_GIVEN INFORMATION_
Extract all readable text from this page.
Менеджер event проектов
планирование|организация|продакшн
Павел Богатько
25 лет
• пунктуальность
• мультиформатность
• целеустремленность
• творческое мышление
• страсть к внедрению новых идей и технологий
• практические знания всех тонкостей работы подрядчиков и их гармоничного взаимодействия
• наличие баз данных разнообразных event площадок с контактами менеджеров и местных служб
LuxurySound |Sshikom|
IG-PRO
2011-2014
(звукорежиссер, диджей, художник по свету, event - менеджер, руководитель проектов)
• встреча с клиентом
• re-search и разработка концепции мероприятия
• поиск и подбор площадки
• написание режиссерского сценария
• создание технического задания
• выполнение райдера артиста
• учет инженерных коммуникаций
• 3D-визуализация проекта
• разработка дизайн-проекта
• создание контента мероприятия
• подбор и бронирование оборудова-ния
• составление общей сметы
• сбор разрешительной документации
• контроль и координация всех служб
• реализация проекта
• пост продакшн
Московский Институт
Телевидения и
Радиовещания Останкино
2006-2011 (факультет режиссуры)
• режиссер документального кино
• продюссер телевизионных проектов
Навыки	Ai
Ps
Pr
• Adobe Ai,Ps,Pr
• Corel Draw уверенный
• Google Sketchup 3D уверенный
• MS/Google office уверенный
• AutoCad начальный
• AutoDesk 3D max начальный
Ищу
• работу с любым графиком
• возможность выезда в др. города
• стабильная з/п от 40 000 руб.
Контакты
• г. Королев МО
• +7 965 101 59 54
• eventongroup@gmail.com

_WRITTEN REQUEST_
Your task is to retype all of the records exactly.

_ANSWER_
Extract all readable text from this page.
Менеджер event проектов
планирование|организация|продакшн
Павел Богатько
25 лет
• пунктуальность
• мультиформатность
• целеустремленность
• творческое мышление
• страсть к внедрению новых идей и технологий
• практические знания всех тонкостей работы подрядчиков и их гармоничного взаимодействия
• наличие баз данных разнообразных event площадок с контактами менеджеров и местных служб
LuxurySound |Sshikom|
IG-PRO
2011-2014
(звукорежиссер, диджей, художник по свету, event - менеджер, руководитель проектов)
• встреча с клиентом
• re-search и разработка концепции мероприятия
• поиск и подбор площадки
• написание режиссерского сценария
• создание технического задания
• выполнение райдера артиста
• учет инженерных коммуникаций
• 3D-визуализация проекта
• разработка дизайн-проекта
• создание контента мероприятия
• подбор и бронирование оборудова-ния
• составление общей сметы
• сбор разрешительной документации
• контроль и координация всех служб
• реализация проекта
• пост продакшн
Московский Институт
Телевидения и
Радиовещания Останкино
2006-2011 (факультет режиссуры)
• режиссер документального кино
• продюссер телевизионных проектов
Навыки	Ai
Ps
Pr
• Adobe Ai,Ps,Pr
• Corel Draw уверенный
• Google Sketchup 3D уверенный
• MS/Google office уверенный
• AutoCad начальный
• AutoDesk 3D max начальный
Ищу
• работу с любым графиком
• возможность выезда в др. города
• стабильная з/п от 40 000 руб.
Контакты
• г. Королев МО
• +7 965 101 59 54
• eventongroup@gmail.com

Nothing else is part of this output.